## EXERCISE TASK
Each line containing the word "chevron" must be collected.

## Stored data
-.-.-

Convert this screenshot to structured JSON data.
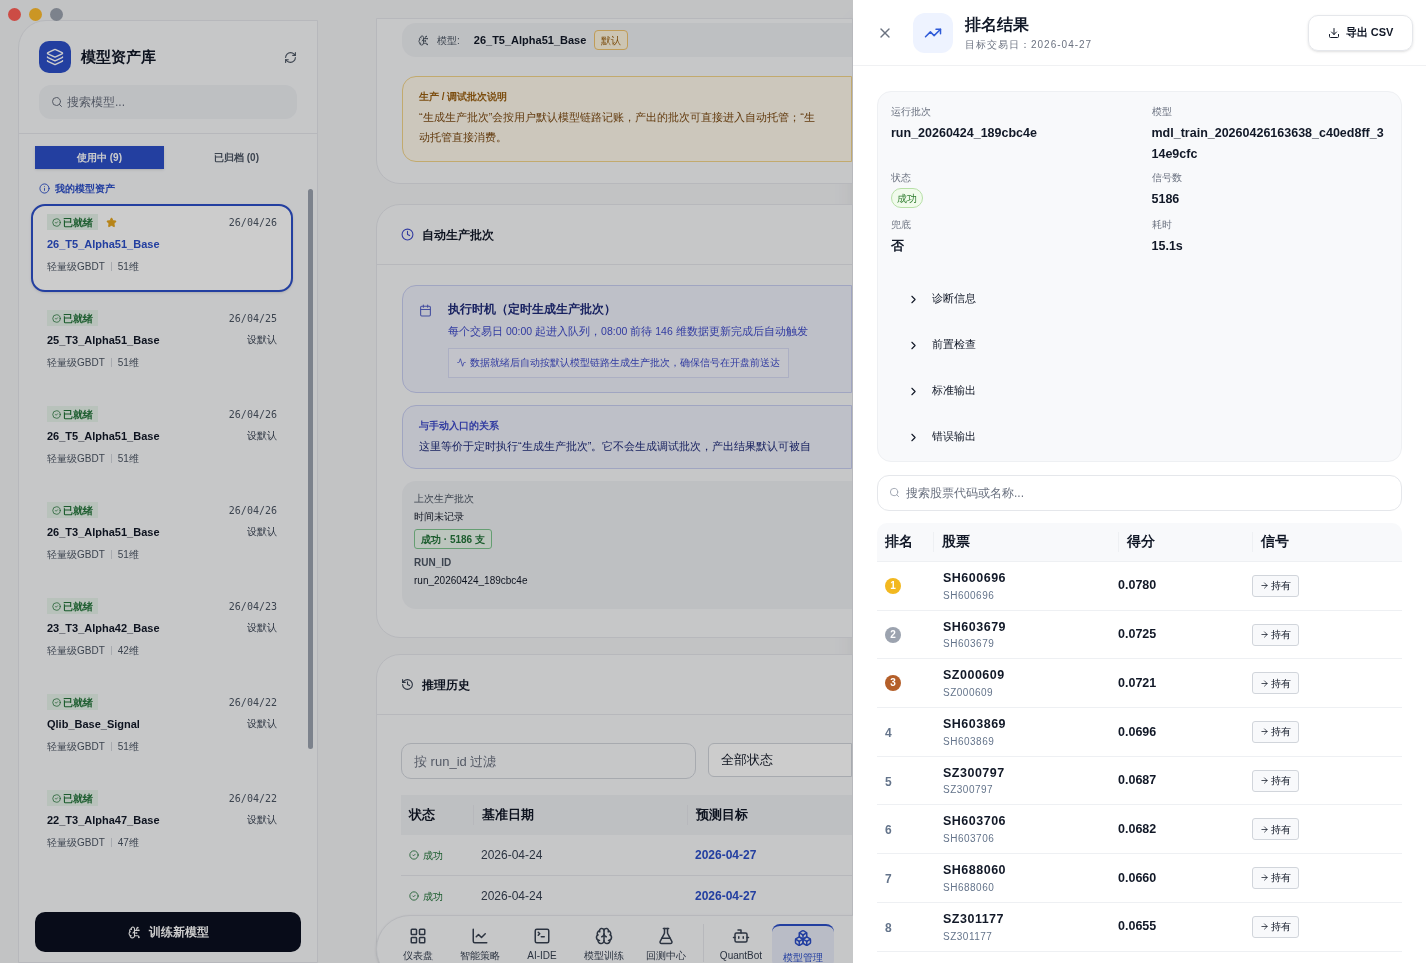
{
  "sidebar": {
    "title": "模型资产库",
    "search": {
      "placeholder": "搜索模型..."
    },
    "tabs": [
      {
        "label": "使用中 (9)",
        "selected": true
      },
      {
        "label": "已归档 (0)",
        "selected": false
      }
    ],
    "section": "我的模型资产",
    "models": [
      {
        "status": "已就绪",
        "date": "26/04/26",
        "name": "26_T5_Alpha51_Base",
        "type": "轻量级GBDT",
        "dims": "51维",
        "selected": true,
        "is_default": true
      },
      {
        "status": "已就绪",
        "date": "26/04/25",
        "name": "25_T3_Alpha51_Base",
        "type": "轻量级GBDT",
        "dims": "51维",
        "selected": false,
        "is_default": false,
        "action": "设默认"
      },
      {
        "status": "已就绪",
        "date": "26/04/26",
        "name": "26_T5_Alpha51_Base",
        "type": "轻量级GBDT",
        "dims": "51维",
        "selected": false,
        "is_default": false,
        "action": "设默认"
      },
      {
        "status": "已就绪",
        "date": "26/04/26",
        "name": "26_T3_Alpha51_Base",
        "type": "轻量级GBDT",
        "dims": "51维",
        "selected": false,
        "is_default": false,
        "action": "设默认"
      },
      {
        "status": "已就绪",
        "date": "26/04/23",
        "name": "23_T3_Alpha42_Base",
        "type": "轻量级GBDT",
        "dims": "42维",
        "selected": false,
        "is_default": false,
        "action": "设默认"
      },
      {
        "status": "已就绪",
        "date": "26/04/22",
        "name": "Qlib_Base_Signal",
        "type": "轻量级GBDT",
        "dims": "51维",
        "selected": false,
        "is_default": false,
        "action": "设默认"
      },
      {
        "status": "已就绪",
        "date": "26/04/22",
        "name": "22_T3_Alpha47_Base",
        "type": "轻量级GBDT",
        "dims": "47维",
        "selected": false,
        "is_default": false,
        "action": "设默认"
      }
    ],
    "train_button": "训练新模型"
  },
  "main": {
    "model_bar": {
      "label": "模型:",
      "name": "26_T5_Alpha51_Base",
      "badge": "默认"
    },
    "notice": {
      "title": "生产 / 调试批次说明",
      "lines": [
        "“生成生产批次”会按用户默认模型链路记账，产出的批次可直接进入自动托管；“生",
        "动托管直接消费。"
      ]
    },
    "auto_batch": {
      "title": "自动生产批次",
      "schedule": {
        "title": "执行时机（定时生成生产批次）",
        "desc": "每个交易日 00:00 起进入队列，08:00 前待 146 维数据更新完成后自动触发",
        "note": "数据就绪后自动按默认模型链路生成生产批次，确保信号在开盘前送达"
      },
      "relation": {
        "title": "与手动入口的关系",
        "text": "这里等价于定时执行“生成生产批次”。它不会生成调试批次，产出结果默认可被自"
      },
      "last": {
        "label": "上次生产批次",
        "time": "时间未记录",
        "badge": "成功 · 5186 支",
        "id_label": "RUN_ID",
        "id": "run_20260424_189cbc4e"
      }
    },
    "history": {
      "title": "推理历史",
      "filter_placeholder": "按 run_id 过滤",
      "status_select": "全部状态",
      "columns": [
        "状态",
        "基准日期",
        "预测目标"
      ],
      "rows": [
        {
          "status": "成功",
          "date": "2026-04-24",
          "target": "2026-04-27"
        },
        {
          "status": "成功",
          "date": "2026-04-24",
          "target": "2026-04-27"
        }
      ]
    },
    "nav": [
      {
        "label": "仪表盘",
        "kind": "grid",
        "selected": false
      },
      {
        "label": "智能策略",
        "kind": "chart",
        "selected": false
      },
      {
        "label": "AI-IDE",
        "kind": "terminal",
        "selected": false
      },
      {
        "label": "模型训练",
        "kind": "brain",
        "selected": false
      },
      {
        "label": "回测中心",
        "kind": "flask",
        "selected": false
      },
      {
        "label": "QuantBot",
        "kind": "bot",
        "selected": false
      },
      {
        "label": "模型管理",
        "kind": "boxes",
        "selected": true
      }
    ]
  },
  "drawer": {
    "title": "排名结果",
    "subtitle": "目标交易日：2026-04-27",
    "export": "导出 CSV",
    "fields": [
      {
        "label": "运行批次",
        "value": "run_20260424_189cbc4e",
        "kind": "text"
      },
      {
        "label": "模型",
        "value": "mdl_train_20260426163638_c40ed8ff_314e9cfc",
        "kind": "text"
      },
      {
        "label": "状态",
        "value": "成功",
        "kind": "badge"
      },
      {
        "label": "信号数",
        "value": "5186",
        "kind": "text"
      },
      {
        "label": "兜底",
        "value": "否",
        "kind": "text"
      },
      {
        "label": "耗时",
        "value": "15.1s",
        "kind": "text"
      }
    ],
    "sections": [
      {
        "label": "诊断信息",
        "expanded": false
      },
      {
        "label": "前置检查",
        "expanded": false
      },
      {
        "label": "标准输出",
        "expanded": false
      },
      {
        "label": "错误输出",
        "expanded": false
      }
    ],
    "search": {
      "placeholder": "搜索股票代码或名称..."
    },
    "columns": [
      "排名",
      "股票",
      "得分",
      "信号"
    ],
    "rows": [
      {
        "rank": "1",
        "kind": "medal",
        "color": "#f2b820",
        "code": "SH600696",
        "sub": "SH600696",
        "score": "0.0780",
        "signal": "持有"
      },
      {
        "rank": "2",
        "kind": "medal",
        "color": "#9ca3af",
        "code": "SH603679",
        "sub": "SH603679",
        "score": "0.0725",
        "signal": "持有"
      },
      {
        "rank": "3",
        "kind": "medal",
        "color": "#b45f2a",
        "code": "SZ000609",
        "sub": "SZ000609",
        "score": "0.0721",
        "signal": "持有"
      },
      {
        "rank": "4",
        "kind": "plain",
        "code": "SH603869",
        "sub": "SH603869",
        "score": "0.0696",
        "signal": "持有"
      },
      {
        "rank": "5",
        "kind": "plain",
        "code": "SZ300797",
        "sub": "SZ300797",
        "score": "0.0687",
        "signal": "持有"
      },
      {
        "rank": "6",
        "kind": "plain",
        "code": "SH603706",
        "sub": "SH603706",
        "score": "0.0682",
        "signal": "持有"
      },
      {
        "rank": "7",
        "kind": "plain",
        "code": "SH688060",
        "sub": "SH688060",
        "score": "0.0660",
        "signal": "持有"
      },
      {
        "rank": "8",
        "kind": "plain",
        "code": "SZ301177",
        "sub": "SZ301177",
        "score": "0.0655",
        "signal": "持有"
      }
    ]
  }
}
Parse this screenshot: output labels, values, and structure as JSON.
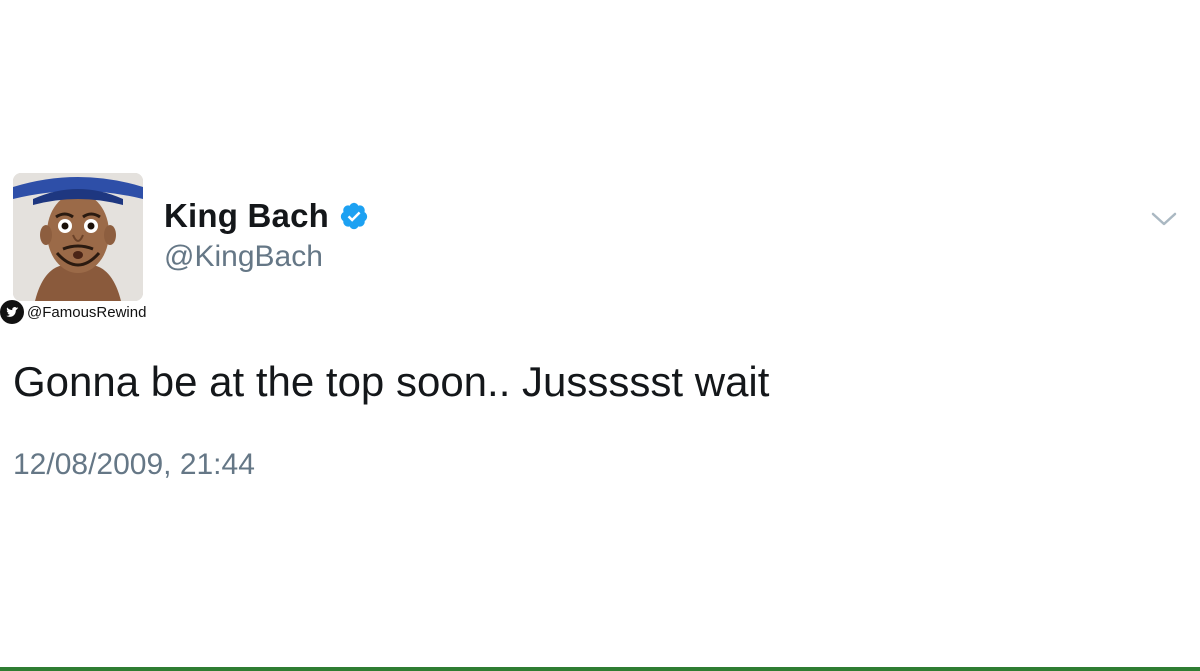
{
  "tweet": {
    "display_name": "King Bach",
    "handle": "@KingBach",
    "text": "Gonna be at the top soon.. Jussssst wait",
    "timestamp": "12/08/2009, 21:44",
    "verified": true
  },
  "watermark": {
    "text": "@FamousRewind",
    "icon": "twitter-bird-icon"
  },
  "icons": {
    "verified": "verified-badge-icon",
    "menu": "chevron-down-icon"
  },
  "colors": {
    "verified_blue": "#1da1f2",
    "secondary_text": "#657786",
    "primary_text": "#14171a",
    "chevron": "#aab8c2"
  }
}
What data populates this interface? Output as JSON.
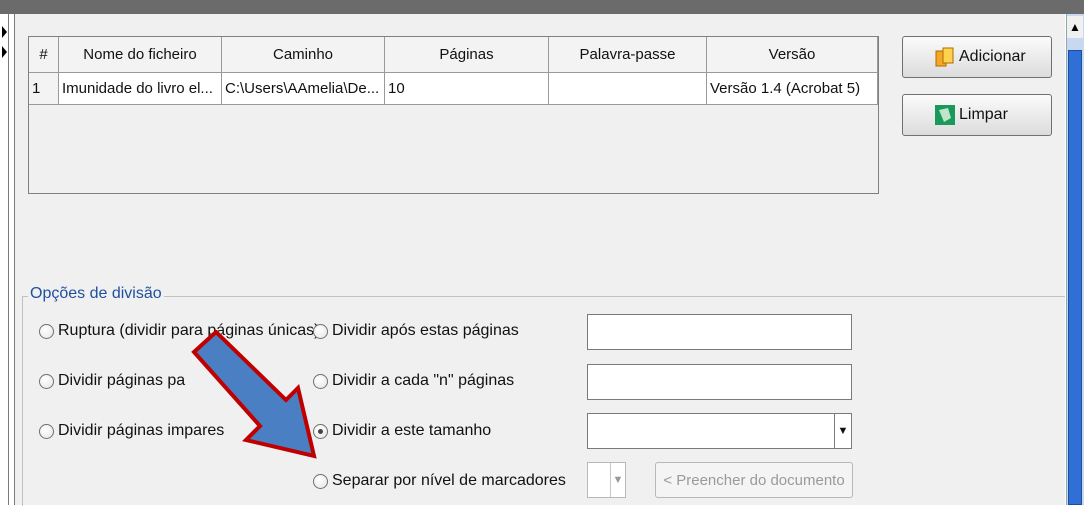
{
  "table": {
    "headers": [
      "#",
      "Nome do ficheiro",
      "Caminho",
      "Páginas",
      "Palavra-passe",
      "Versão"
    ],
    "rows": [
      [
        "1",
        "Imunidade do livro el...",
        "C:\\Users\\AAmelia\\De...",
        "10",
        "",
        "Versão 1.4 (Acrobat 5)"
      ]
    ]
  },
  "buttons": {
    "add_label": "Adicionar",
    "clear_label": "Limpar"
  },
  "split_options": {
    "title": "Opções de divisão",
    "burst": "Ruptura (dividir para páginas únicas)",
    "even": "Dividir páginas pa",
    "odd": "Dividir páginas impares",
    "after_pages": "Dividir após estas páginas",
    "every_n": "Dividir a cada \"n\" páginas",
    "by_size": "Dividir a este tamanho",
    "by_bookmark": "Separar por nível de marcadores",
    "selected": "by_size",
    "fill_from_doc": "< Preencher do documento",
    "after_pages_value": "",
    "every_n_value": "",
    "size_value": ""
  },
  "colors": {
    "group_title": "#1f4f9e",
    "arrow_fill": "#4a7fc4",
    "arrow_stroke": "#c00000"
  }
}
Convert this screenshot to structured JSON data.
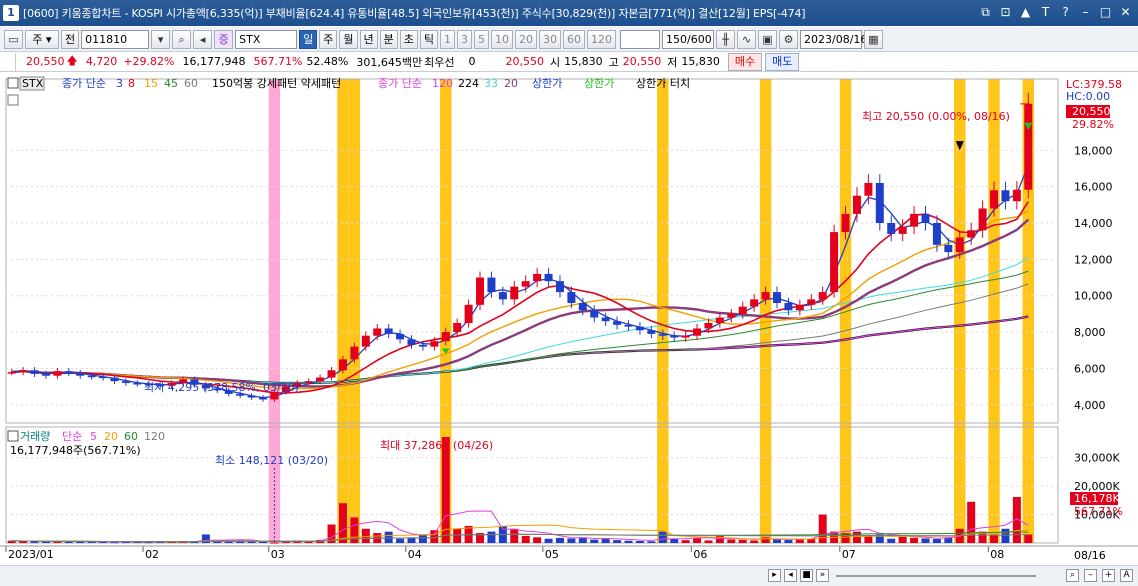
{
  "window": {
    "number": "1",
    "title": "[0600] 키움종합차트 - KOSPI 시가총액[6,335(억)] 부채비율[624.4] 유통비율[48.5] 외국인보유[453(천)] 주식수[30,829(천)] 자본금[771(억)] 결산[12월] EPS[-474]",
    "buttons": [
      "⧉",
      "⊡",
      "▲",
      "T",
      "?",
      "–",
      "□",
      "✕"
    ]
  },
  "toolbar": {
    "period_select": "주",
    "prev_label": "전",
    "code": "011810",
    "stock_name": "STX",
    "period_tabs": [
      "일",
      "주",
      "월",
      "년",
      "분",
      "초",
      "틱"
    ],
    "intervals": [
      "1",
      "3",
      "5",
      "10",
      "20",
      "30",
      "60",
      "120"
    ],
    "count": "150/600",
    "date": "2023/08/16"
  },
  "quote": {
    "price": "20,550",
    "change": "4,720",
    "change_pct": "+29.82%",
    "volume": "16,177,948",
    "vol_ratio": "567.71%",
    "turnover": "52.48%",
    "amount": "301,645백만",
    "pref_label": "최우선",
    "pref_val": "0",
    "ask": "20,550",
    "open_label": "시",
    "open": "15,830",
    "high_label": "고",
    "high": "20,550",
    "low_label": "저",
    "low": "15,830",
    "buy_label": "매수",
    "sell_label": "매도"
  },
  "price_legend": {
    "symbol": "STX",
    "ma_title": "종가 단순",
    "ma_periods": [
      "3",
      "8",
      "15",
      "45",
      "60"
    ],
    "tail": "150억봉 강세패턴  약세패턴",
    "ma2_title": "종가 단순",
    "ma2_periods": [
      "120",
      "224",
      "33",
      "20"
    ],
    "upper": "상한가",
    "upper2": "상한가",
    "upper_touch": "상한가 터치"
  },
  "volume_legend": {
    "title": "거래량",
    "ma_title": "단순",
    "ma_periods": [
      "5",
      "20",
      "60",
      "120"
    ],
    "current": "16,177,948주(567.71%)"
  },
  "annotations": {
    "high": "최고 20,550 (0.00%, 08/16)",
    "low": "최저 4,295 (378.58%, 03/10)",
    "vol_max": "최대 37,286K (04/26)",
    "vol_min": "최소 148,121 (03/20)",
    "lc": "LC:379.58",
    "hc": "HC:0.00",
    "price_tag": "20,550",
    "pct_tag": "29.82%",
    "vol_tag": "16,178K",
    "vol_pct_tag": "567.71%",
    "date_tag": "08/16"
  },
  "colors": {
    "up": "#e3001b",
    "down": "#1f3fc8",
    "highlight": "#ffc000",
    "pink": "#ff9ed0",
    "ma3": "#1f3fc8",
    "ma8": "#e3001b",
    "ma15": "#f0a000",
    "ma45": "#2a8a2a",
    "ma60": "#7a7a7a",
    "ma120": "#e040e0",
    "ma224": "#000000",
    "ma33": "#40d8e0",
    "ma20": "#8b3a7a"
  },
  "chart_data": [
    {
      "type": "candlestick",
      "title": "STX",
      "x_labels": [
        "2023/01",
        "02",
        "03",
        "04",
        "05",
        "06",
        "07",
        "08"
      ],
      "y_ticks": [
        4000,
        6000,
        8000,
        10000,
        12000,
        14000,
        16000,
        18000
      ],
      "ylim": [
        3000,
        20600
      ],
      "series": [
        {
          "name": "close",
          "values": [
            5800,
            5900,
            5700,
            5600,
            5850,
            5750,
            5600,
            5550,
            5500,
            5300,
            5200,
            5150,
            5100,
            5050,
            5200,
            5400,
            5100,
            4900,
            4800,
            4600,
            4500,
            4400,
            4295,
            4700,
            5000,
            5200,
            5300,
            5500,
            5900,
            6500,
            7200,
            7800,
            8200,
            7900,
            7600,
            7300,
            7200,
            7500,
            8000,
            8500,
            9500,
            11000,
            10200,
            9800,
            10500,
            10800,
            11200,
            10800,
            10200,
            9600,
            9200,
            8800,
            8600,
            8400,
            8300,
            8100,
            7900,
            7800,
            7700,
            7800,
            8200,
            8500,
            8800,
            9000,
            9400,
            9800,
            10200,
            9600,
            9200,
            9500,
            9800,
            10200,
            13500,
            14500,
            15500,
            16200,
            14000,
            13400,
            13800,
            14500,
            14000,
            12800,
            12400,
            13200,
            13600,
            14800,
            15800,
            15200,
            15830,
            20550
          ]
        }
      ],
      "highlight_bars": [
        23,
        29,
        30,
        38,
        57,
        66,
        73,
        83,
        86,
        89
      ]
    },
    {
      "type": "bar",
      "title": "거래량",
      "y_ticks_label": [
        "10,000K",
        "20,000K",
        "30,000K"
      ],
      "ylim": [
        0,
        38000
      ],
      "series": [
        {
          "name": "volume",
          "values": [
            800,
            600,
            700,
            500,
            400,
            600,
            500,
            400,
            350,
            300,
            500,
            400,
            300,
            350,
            400,
            500,
            600,
            3000,
            500,
            700,
            800,
            500,
            400,
            148,
            600,
            900,
            700,
            1100,
            6500,
            14000,
            9000,
            5000,
            3500,
            4000,
            1500,
            2000,
            3000,
            4500,
            37286,
            5000,
            6000,
            3500,
            4000,
            6000,
            5000,
            2500,
            2000,
            1500,
            1800,
            1600,
            2000,
            1200,
            1400,
            1000,
            800,
            700,
            600,
            4000,
            1500,
            1000,
            1800,
            900,
            2500,
            1200,
            1100,
            900,
            2000,
            1400,
            1100,
            1300,
            1500,
            10000,
            4000,
            3500,
            4000,
            2500,
            3000,
            1500,
            2200,
            1800,
            1600,
            1400,
            2000,
            5000,
            14500,
            4000,
            3000,
            5000,
            16178,
            3000
          ]
        }
      ]
    }
  ]
}
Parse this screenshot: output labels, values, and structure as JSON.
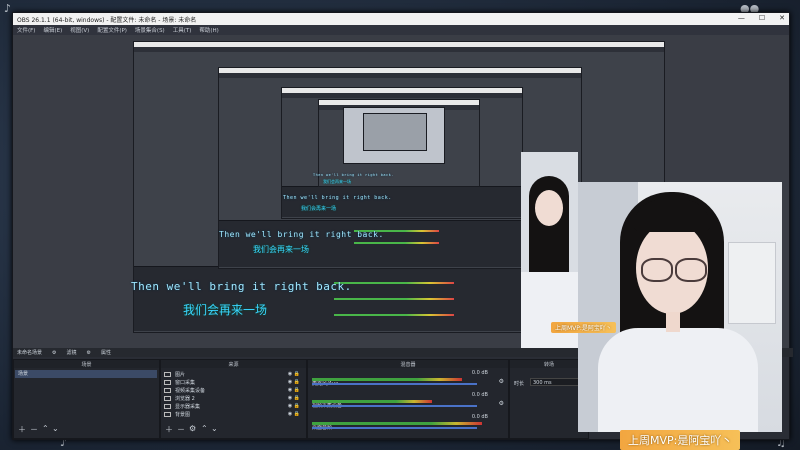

-.-.-

## CORRECT OUTPUT
    "menu": "chevron-down-icon"
    "chevron": "#aab8c2"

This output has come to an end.